Dataset entries on figures
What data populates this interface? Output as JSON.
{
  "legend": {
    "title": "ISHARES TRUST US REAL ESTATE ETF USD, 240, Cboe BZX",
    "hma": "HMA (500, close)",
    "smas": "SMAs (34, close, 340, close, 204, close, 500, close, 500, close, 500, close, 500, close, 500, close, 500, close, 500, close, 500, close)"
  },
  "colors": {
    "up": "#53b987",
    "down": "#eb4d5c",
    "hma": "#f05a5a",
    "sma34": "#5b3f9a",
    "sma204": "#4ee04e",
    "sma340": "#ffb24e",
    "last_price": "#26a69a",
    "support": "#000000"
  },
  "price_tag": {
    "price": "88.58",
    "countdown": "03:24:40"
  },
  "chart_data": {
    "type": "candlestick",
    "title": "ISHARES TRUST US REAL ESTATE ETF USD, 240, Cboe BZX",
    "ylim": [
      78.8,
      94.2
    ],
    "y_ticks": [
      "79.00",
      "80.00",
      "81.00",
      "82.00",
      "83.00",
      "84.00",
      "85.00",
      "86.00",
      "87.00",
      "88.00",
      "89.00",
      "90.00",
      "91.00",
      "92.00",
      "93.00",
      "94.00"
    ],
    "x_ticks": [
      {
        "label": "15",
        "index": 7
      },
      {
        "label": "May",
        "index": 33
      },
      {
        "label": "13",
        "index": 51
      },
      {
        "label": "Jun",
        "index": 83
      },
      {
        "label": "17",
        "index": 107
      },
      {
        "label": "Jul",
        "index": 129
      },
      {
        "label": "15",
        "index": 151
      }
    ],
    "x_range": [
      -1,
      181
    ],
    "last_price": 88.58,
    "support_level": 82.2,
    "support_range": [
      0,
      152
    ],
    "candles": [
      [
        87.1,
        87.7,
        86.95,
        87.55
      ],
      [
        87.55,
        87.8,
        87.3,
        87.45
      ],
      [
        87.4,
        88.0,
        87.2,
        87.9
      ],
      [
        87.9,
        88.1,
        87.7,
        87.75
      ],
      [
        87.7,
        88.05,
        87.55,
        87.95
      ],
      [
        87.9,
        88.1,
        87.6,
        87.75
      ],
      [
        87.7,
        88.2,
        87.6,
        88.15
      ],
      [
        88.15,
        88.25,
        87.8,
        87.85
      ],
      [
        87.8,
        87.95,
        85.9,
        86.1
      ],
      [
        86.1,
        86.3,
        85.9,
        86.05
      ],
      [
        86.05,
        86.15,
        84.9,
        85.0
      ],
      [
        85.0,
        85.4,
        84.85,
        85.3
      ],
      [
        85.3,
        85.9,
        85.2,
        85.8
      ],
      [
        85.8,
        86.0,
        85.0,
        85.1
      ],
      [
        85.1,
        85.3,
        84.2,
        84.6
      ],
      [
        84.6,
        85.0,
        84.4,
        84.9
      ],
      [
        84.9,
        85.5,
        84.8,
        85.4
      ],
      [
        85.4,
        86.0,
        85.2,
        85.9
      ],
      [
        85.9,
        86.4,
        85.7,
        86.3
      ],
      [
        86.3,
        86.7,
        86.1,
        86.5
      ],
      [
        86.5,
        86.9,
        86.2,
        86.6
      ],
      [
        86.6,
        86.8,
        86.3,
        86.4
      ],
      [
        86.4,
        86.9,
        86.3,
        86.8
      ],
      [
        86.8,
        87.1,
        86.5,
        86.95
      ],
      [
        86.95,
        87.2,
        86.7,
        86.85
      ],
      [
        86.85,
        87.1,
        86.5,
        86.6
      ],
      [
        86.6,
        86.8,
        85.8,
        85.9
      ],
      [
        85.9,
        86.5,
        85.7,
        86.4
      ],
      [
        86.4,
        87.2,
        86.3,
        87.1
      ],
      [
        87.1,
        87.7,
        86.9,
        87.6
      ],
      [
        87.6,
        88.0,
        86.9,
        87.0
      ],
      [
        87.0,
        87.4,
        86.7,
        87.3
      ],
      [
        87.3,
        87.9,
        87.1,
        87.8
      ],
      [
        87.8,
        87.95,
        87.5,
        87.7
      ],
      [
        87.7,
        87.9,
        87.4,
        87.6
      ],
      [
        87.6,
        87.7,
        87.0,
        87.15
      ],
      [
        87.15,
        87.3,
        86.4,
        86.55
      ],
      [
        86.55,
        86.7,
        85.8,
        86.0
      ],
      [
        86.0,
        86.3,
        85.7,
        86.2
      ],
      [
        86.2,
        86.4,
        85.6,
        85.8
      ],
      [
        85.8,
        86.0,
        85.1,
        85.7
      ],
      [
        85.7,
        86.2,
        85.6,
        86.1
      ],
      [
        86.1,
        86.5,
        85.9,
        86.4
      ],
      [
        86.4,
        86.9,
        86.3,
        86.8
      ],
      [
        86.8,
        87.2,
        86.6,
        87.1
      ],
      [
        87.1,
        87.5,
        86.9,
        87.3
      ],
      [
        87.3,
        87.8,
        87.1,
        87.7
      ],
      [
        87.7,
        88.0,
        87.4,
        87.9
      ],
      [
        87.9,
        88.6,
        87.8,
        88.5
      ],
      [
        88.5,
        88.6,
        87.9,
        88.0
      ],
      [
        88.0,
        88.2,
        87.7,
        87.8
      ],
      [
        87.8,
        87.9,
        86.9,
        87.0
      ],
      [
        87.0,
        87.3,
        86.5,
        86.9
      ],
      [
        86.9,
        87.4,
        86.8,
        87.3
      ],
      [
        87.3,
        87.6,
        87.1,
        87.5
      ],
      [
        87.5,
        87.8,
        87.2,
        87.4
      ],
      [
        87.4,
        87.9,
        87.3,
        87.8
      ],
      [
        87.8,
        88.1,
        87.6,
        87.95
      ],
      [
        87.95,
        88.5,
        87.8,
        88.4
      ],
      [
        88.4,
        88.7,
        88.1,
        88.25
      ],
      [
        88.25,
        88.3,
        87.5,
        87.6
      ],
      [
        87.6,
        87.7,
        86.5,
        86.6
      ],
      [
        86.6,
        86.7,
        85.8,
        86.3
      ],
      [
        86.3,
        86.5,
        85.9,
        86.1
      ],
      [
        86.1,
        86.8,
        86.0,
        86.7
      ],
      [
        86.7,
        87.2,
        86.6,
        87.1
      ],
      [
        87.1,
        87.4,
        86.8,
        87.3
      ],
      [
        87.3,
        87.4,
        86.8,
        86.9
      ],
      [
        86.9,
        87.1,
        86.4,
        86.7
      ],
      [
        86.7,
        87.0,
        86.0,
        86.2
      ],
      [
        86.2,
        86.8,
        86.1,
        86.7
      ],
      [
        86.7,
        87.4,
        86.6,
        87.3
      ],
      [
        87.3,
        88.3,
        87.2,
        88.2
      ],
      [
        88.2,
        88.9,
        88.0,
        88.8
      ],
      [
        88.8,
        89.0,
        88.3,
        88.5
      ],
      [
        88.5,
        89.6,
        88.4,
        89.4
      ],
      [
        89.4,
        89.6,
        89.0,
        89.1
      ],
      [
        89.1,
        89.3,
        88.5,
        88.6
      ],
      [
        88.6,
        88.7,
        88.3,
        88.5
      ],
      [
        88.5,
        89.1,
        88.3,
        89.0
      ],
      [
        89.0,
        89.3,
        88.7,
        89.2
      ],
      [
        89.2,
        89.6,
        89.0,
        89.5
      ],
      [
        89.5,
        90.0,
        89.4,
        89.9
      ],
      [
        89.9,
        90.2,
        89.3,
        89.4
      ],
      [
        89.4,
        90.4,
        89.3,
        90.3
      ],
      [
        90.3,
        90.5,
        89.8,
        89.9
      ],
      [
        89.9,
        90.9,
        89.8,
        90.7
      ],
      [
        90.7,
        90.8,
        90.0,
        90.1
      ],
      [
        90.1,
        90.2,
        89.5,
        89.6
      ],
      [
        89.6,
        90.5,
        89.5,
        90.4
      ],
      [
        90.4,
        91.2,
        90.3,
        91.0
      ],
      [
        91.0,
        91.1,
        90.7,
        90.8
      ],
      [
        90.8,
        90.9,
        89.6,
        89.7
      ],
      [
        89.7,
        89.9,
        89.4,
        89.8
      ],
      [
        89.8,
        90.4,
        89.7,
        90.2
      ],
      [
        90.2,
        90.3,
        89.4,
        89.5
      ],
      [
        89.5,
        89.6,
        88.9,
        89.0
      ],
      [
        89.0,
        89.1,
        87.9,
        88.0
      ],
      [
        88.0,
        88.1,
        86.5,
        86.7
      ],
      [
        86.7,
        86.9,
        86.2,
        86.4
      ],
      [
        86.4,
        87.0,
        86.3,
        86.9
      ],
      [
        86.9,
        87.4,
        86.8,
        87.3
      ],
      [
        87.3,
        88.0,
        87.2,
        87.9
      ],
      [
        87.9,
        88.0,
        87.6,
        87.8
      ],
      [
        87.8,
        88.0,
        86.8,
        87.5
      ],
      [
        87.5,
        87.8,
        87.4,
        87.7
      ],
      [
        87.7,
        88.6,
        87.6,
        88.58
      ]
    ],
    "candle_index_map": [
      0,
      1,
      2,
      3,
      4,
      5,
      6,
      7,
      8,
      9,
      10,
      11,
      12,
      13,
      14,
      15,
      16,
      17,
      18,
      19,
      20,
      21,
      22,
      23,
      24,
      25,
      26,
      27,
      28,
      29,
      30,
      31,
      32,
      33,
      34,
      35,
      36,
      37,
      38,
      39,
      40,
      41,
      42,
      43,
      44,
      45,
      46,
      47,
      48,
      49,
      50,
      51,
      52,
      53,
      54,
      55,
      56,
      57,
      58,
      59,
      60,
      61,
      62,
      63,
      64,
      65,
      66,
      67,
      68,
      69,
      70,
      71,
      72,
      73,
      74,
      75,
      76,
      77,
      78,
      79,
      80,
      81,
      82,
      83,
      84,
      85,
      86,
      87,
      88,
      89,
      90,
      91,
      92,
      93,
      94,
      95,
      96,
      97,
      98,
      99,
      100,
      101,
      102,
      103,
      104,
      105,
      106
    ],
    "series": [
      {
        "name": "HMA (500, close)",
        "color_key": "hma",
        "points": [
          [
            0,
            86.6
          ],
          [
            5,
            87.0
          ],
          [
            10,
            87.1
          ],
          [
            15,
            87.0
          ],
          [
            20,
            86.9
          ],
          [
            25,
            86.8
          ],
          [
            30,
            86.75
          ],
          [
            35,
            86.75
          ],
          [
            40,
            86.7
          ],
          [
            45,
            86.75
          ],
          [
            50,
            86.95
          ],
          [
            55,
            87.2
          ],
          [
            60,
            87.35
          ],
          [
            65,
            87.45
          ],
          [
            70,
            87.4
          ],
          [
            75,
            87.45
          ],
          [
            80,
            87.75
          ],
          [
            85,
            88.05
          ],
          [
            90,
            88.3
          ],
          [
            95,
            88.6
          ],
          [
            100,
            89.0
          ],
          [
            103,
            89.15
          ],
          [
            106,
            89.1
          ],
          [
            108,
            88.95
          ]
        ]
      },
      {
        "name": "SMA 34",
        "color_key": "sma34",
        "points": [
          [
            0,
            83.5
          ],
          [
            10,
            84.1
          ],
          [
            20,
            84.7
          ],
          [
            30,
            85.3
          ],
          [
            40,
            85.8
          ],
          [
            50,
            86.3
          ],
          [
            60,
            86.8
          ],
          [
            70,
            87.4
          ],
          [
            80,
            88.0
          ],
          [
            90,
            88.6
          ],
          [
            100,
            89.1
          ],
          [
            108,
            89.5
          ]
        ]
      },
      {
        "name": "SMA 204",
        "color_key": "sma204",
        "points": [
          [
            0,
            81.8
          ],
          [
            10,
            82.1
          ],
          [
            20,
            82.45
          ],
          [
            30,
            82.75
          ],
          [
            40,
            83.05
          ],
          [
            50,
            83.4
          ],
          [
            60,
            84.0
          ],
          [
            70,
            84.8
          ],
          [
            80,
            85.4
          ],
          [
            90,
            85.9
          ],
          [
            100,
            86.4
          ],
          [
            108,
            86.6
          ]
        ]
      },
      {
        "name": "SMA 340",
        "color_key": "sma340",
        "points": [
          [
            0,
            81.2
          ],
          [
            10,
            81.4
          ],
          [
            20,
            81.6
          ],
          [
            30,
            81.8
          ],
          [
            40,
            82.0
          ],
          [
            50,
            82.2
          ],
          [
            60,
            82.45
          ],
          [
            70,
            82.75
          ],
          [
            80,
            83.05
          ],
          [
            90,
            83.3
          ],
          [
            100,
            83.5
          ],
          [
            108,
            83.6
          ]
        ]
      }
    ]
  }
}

## Written task
Across the data above, how many lines include the word "name"? Give only the count.

## Written solution
4